Stored dataset items:
Start
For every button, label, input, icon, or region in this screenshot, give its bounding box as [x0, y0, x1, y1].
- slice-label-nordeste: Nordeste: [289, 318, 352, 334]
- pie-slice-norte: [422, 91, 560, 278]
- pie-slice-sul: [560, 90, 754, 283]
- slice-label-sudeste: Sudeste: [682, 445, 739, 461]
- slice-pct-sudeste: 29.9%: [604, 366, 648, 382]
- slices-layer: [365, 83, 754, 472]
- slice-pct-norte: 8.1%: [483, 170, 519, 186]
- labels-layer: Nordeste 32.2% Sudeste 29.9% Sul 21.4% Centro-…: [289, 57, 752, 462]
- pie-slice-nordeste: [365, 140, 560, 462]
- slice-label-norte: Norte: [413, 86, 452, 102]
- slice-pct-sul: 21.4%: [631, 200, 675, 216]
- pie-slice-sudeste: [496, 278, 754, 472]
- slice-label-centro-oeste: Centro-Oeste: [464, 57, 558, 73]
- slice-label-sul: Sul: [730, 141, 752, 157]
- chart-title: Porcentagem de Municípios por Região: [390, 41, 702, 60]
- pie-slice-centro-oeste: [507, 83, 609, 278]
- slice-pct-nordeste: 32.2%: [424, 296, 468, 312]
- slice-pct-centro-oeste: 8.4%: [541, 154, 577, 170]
End
- Exercise task -
Retype the records word for word, starting at their first line and stopping after the line that contains "- slice-pct-norte: 8.1%: [483, 170, 519, 186]". Include both of those lines.

- Solution -
For every button, label, input, icon, or region in this screenshot, give its bounding box as [x0, y0, x1, y1].
- slice-label-nordeste: Nordeste: [289, 318, 352, 334]
- pie-slice-norte: [422, 91, 560, 278]
- pie-slice-sul: [560, 90, 754, 283]
- slice-label-sudeste: Sudeste: [682, 445, 739, 461]
- slice-pct-sudeste: 29.9%: [604, 366, 648, 382]
- slices-layer: [365, 83, 754, 472]
- slice-pct-norte: 8.1%: [483, 170, 519, 186]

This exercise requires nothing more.